### Given task
Word for word, restate every line of the listing that follows.

======== Provided data

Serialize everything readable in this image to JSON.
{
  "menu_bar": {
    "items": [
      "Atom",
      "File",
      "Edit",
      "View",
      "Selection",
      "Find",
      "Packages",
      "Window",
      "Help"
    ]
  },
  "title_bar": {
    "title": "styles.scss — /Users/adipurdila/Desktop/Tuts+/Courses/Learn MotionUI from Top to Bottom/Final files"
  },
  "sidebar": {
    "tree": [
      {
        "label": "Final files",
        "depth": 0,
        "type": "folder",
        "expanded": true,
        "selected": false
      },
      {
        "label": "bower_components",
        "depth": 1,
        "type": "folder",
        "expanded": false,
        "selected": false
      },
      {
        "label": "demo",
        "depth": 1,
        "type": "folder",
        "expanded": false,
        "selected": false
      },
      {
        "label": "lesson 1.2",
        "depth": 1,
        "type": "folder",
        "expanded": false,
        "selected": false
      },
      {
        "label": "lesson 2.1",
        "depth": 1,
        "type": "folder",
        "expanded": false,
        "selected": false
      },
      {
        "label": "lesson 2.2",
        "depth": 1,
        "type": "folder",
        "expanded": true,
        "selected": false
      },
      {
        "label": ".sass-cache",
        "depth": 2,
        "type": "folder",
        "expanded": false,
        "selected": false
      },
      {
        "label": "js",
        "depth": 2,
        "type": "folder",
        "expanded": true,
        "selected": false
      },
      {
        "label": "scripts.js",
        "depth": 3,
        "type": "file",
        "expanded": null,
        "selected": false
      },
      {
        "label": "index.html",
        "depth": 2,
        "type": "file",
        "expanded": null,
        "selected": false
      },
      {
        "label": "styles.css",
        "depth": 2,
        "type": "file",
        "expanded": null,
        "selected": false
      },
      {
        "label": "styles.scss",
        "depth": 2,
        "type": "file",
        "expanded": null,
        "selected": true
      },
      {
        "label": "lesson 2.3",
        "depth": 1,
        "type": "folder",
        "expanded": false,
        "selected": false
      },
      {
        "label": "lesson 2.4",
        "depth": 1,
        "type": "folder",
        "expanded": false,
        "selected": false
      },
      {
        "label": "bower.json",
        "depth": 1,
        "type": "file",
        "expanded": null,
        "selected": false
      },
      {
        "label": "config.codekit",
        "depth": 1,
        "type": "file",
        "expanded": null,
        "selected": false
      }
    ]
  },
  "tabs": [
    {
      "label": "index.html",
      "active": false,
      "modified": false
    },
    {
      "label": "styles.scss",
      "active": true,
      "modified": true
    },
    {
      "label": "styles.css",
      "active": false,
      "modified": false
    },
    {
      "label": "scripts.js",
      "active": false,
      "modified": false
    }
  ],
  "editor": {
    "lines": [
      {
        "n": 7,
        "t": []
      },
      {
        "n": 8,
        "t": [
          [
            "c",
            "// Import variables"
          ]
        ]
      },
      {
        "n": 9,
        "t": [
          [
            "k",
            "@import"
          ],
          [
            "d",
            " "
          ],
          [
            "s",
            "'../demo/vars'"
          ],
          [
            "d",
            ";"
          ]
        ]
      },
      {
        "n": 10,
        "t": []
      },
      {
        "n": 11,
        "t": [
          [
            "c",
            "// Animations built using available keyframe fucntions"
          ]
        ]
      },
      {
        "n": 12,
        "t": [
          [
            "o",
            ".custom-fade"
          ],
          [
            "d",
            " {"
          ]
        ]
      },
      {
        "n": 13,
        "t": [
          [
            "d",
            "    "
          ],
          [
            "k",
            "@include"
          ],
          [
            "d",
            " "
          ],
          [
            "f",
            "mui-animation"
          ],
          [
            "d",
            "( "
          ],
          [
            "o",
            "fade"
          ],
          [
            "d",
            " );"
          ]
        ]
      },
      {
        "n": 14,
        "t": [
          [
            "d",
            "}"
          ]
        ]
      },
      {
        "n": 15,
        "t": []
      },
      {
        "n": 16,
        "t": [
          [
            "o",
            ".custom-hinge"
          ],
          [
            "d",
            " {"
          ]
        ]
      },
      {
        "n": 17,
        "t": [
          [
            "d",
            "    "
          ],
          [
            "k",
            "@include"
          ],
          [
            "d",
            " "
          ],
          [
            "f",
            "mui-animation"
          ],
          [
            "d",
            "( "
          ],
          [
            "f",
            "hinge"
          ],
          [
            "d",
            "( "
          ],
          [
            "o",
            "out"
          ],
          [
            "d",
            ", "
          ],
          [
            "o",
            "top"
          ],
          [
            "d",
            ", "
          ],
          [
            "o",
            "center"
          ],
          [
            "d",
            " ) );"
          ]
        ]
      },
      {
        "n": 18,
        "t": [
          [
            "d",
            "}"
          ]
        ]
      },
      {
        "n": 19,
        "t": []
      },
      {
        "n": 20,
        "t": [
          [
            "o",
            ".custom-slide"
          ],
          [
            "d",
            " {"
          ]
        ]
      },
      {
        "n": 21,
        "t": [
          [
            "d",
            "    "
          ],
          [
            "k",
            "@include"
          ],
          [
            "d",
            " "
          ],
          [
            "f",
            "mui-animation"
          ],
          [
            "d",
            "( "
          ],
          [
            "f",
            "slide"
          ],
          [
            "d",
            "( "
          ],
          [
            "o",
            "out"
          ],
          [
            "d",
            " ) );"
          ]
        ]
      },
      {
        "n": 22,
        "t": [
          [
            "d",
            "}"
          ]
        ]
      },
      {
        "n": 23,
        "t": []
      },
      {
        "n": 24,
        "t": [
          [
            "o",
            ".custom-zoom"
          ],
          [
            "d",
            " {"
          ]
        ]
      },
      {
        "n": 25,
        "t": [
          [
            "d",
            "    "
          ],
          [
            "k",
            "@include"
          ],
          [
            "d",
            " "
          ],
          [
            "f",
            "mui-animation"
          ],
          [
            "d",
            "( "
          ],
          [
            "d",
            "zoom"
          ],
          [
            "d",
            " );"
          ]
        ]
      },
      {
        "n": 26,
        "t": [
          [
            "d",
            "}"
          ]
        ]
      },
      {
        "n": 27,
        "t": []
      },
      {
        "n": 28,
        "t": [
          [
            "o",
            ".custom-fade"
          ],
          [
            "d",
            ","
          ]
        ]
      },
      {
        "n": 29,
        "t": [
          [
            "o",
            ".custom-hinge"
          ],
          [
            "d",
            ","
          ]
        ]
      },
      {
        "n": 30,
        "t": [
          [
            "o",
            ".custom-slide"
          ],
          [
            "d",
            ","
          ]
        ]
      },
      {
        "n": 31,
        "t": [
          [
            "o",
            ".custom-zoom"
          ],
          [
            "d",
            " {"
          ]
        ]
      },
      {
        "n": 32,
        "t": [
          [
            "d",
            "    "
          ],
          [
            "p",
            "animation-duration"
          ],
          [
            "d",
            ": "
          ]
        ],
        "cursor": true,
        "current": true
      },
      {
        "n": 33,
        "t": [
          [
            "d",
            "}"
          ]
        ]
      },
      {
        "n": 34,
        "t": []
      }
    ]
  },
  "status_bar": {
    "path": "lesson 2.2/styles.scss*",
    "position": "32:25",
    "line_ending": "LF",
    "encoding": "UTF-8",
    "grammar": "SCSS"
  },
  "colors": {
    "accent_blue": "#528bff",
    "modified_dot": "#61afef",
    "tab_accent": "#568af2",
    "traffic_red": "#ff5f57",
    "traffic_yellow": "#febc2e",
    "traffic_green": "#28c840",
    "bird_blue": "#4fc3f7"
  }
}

================

### Result
Serialize everything readable in this image to JSON.
{
  "menu_bar": {
    "items": [
      "Atom",
      "File",
      "Edit",
      "View",
      "Selection",
      "Find",
      "Packages",
      "Window",
      "Help"
    ]
  },
  "title_bar": {
    "title": "styles.scss — /Users/adipurdila/Desktop/Tuts+/Courses/Learn MotionUI from Top to Bottom/Final files"
  },
  "sidebar": {
    "tree": [
      {
        "label": "Final files",
        "depth": 0,
        "type": "folder",
        "expanded": true,
        "selected": false
      },
      {
        "label": "bower_components",
        "depth": 1,
        "type": "folder",
        "expanded": false,
        "selected": false
      },
      {
        "label": "demo",
        "depth": 1,
        "type": "folder",
        "expanded": false,
        "selected": false
      },
      {
        "label": "lesson 1.2",
        "depth": 1,
        "type": "folder",
        "expanded": false,
        "selected": false
      },
      {
        "label": "lesson 2.1",
        "depth": 1,
        "type": "folder",
        "expanded": false,
        "selected": false
      },
      {
        "label": "lesson 2.2",
        "depth": 1,
        "type": "folder",
        "expanded": true,
        "selected": false
      },
      {
        "label": ".sass-cache",
        "depth": 2,
        "type": "folder",
        "expanded": false,
        "selected": false
      },
      {
        "label": "js",
        "depth": 2,
        "type": "folder",
        "expanded": true,
        "selected": false
      },
      {
        "label": "scripts.js",
        "depth": 3,
        "type": "file",
        "expanded": null,
        "selected": false
      },
      {
        "label": "index.html",
        "depth": 2,
        "type": "file",
        "expanded": null,
        "selected": false
      },
      {
        "label": "styles.css",
        "depth": 2,
        "type": "file",
        "expanded": null,
        "selected": false
      },
      {
        "label": "styles.scss",
        "depth": 2,
        "type": "file",
        "expanded": null,
        "selected": true
      },
      {
        "label": "lesson 2.3",
        "depth": 1,
        "type": "folder",
        "expanded": false,
        "selected": false
      },
      {
        "label": "lesson 2.4",
        "depth": 1,
        "type": "folder",
        "expanded": false,
        "selected": false
      },
      {
        "label": "bower.json",
        "depth": 1,
        "type": "file",
        "expanded": null,
        "selected": false
      },
      {
        "label": "config.codekit",
        "depth": 1,
        "type": "file",
        "expanded": null,
        "selected": false
      }
    ]
  },
  "tabs": [
    {
      "label": "index.html",
      "active": false,
      "modified": false
    },
    {
      "label": "styles.scss",
      "active": true,
      "modified": true
    },
    {
      "label": "styles.css",
      "active": false,
      "modified": false
    },
    {
      "label": "scripts.js",
      "active": false,
      "modified": false
    }
  ],
  "editor": {
    "lines": [
      {
        "n": 7,
        "t": []
      },
      {
        "n": 8,
        "t": [
          [
            "c",
            "// Import variables"
          ]
        ]
      },
      {
        "n": 9,
        "t": [
          [
            "k",
            "@import"
          ],
          [
            "d",
            " "
          ],
          [
            "s",
            "'../demo/vars'"
          ],
          [
            "d",
            ";"
          ]
        ]
      },
      {
        "n": 10,
        "t": []
      },
      {
        "n": 11,
        "t": [
          [
            "c",
            "// Animations built using available keyframe fucntions"
          ]
        ]
      },
      {
        "n": 12,
        "t": [
          [
            "o",
            ".custom-fade"
          ],
          [
            "d",
            " {"
          ]
        ]
      },
      {
        "n": 13,
        "t": [
          [
            "d",
            "    "
          ],
          [
            "k",
            "@include"
          ],
          [
            "d",
            " "
          ],
          [
            "f",
            "mui-animation"
          ],
          [
            "d",
            "( "
          ],
          [
            "o",
            "fade"
          ],
          [
            "d",
            " );"
          ]
        ]
      },
      {
        "n": 14,
        "t": [
          [
            "d",
            "}"
          ]
        ]
      },
      {
        "n": 15,
        "t": []
      },
      {
        "n": 16,
        "t": [
          [
            "o",
            ".custom-hinge"
          ],
          [
            "d",
            " {"
          ]
        ]
      },
      {
        "n": 17,
        "t": [
          [
            "d",
            "    "
          ],
          [
            "k",
            "@include"
          ],
          [
            "d",
            " "
          ],
          [
            "f",
            "mui-animation"
          ],
          [
            "d",
            "( "
          ],
          [
            "f",
            "hinge"
          ],
          [
            "d",
            "( "
          ],
          [
            "o",
            "out"
          ],
          [
            "d",
            ", "
          ],
          [
            "o",
            "top"
          ],
          [
            "d",
            ", "
          ],
          [
            "o",
            "center"
          ],
          [
            "d",
            " ) );"
          ]
        ]
      },
      {
        "n": 18,
        "t": [
          [
            "d",
            "}"
          ]
        ]
      },
      {
        "n": 19,
        "t": []
      },
      {
        "n": 20,
        "t": [
          [
            "o",
            ".custom-slide"
          ],
          [
            "d",
            " {"
          ]
        ]
      },
      {
        "n": 21,
        "t": [
          [
            "d",
            "    "
          ],
          [
            "k",
            "@include"
          ],
          [
            "d",
            " "
          ],
          [
            "f",
            "mui-animation"
          ],
          [
            "d",
            "( "
          ],
          [
            "f",
            "slide"
          ],
          [
            "d",
            "( "
          ],
          [
            "o",
            "out"
          ],
          [
            "d",
            " ) );"
          ]
        ]
      },
      {
        "n": 22,
        "t": [
          [
            "d",
            "}"
          ]
        ]
      },
      {
        "n": 23,
        "t": []
      },
      {
        "n": 24,
        "t": [
          [
            "o",
            ".custom-zoom"
          ],
          [
            "d",
            " {"
          ]
        ]
      },
      {
        "n": 25,
        "t": [
          [
            "d",
            "    "
          ],
          [
            "k",
            "@include"
          ],
          [
            "d",
            " "
          ],
          [
            "f",
            "mui-animation"
          ],
          [
            "d",
            "( "
          ],
          [
            "d",
            "zoom"
          ],
          [
            "d",
            " );"
          ]
        ]
      },
      {
        "n": 26,
        "t": [
          [
            "d",
            "}"
          ]
        ]
      },
      {
        "n": 27,
        "t": []
      },
      {
        "n": 28,
        "t": [
          [
            "o",
            ".custom-fade"
          ],
          [
            "d",
            ","
          ]
        ]
      },
      {
        "n": 29,
        "t": [
          [
            "o",
            ".custom-hinge"
          ],
          [
            "d",
            ","
          ]
        ]
      },
      {
        "n": 30,
        "t": [
          [
            "o",
            ".custom-slide"
          ],
          [
            "d",
            ","
          ]
        ]
      },
      {
        "n": 31,
        "t": [
          [
            "o",
            ".custom-zoom"
          ],
          [
            "d",
            " {"
          ]
        ]
      },
      {
        "n": 32,
        "t": [
          [
            "d",
            "    "
          ],
          [
            "p",
            "animation-duration"
          ],
          [
            "d",
            ": "
          ]
        ],
        "cursor": true,
        "current": true
      },
      {
        "n": 33,
        "t": [
          [
            "d",
            "}"
          ]
        ]
      },
      {
        "n": 34,
        "t": []
      }
    ]
  },
  "status_bar": {
    "path": "lesson 2.2/styles.scss*",
    "position": "32:25",
    "line_ending": "LF",
    "encoding": "UTF-8",
    "grammar": "SCSS"
  },
  "colors": {
    "accent_blue": "#528bff",
    "modified_dot": "#61afef",
    "tab_accent": "#568af2",
    "traffic_red": "#ff5f57",
    "traffic_yellow": "#febc2e",
    "traffic_green": "#28c840",
    "bird_blue": "#4fc3f7"
  }
}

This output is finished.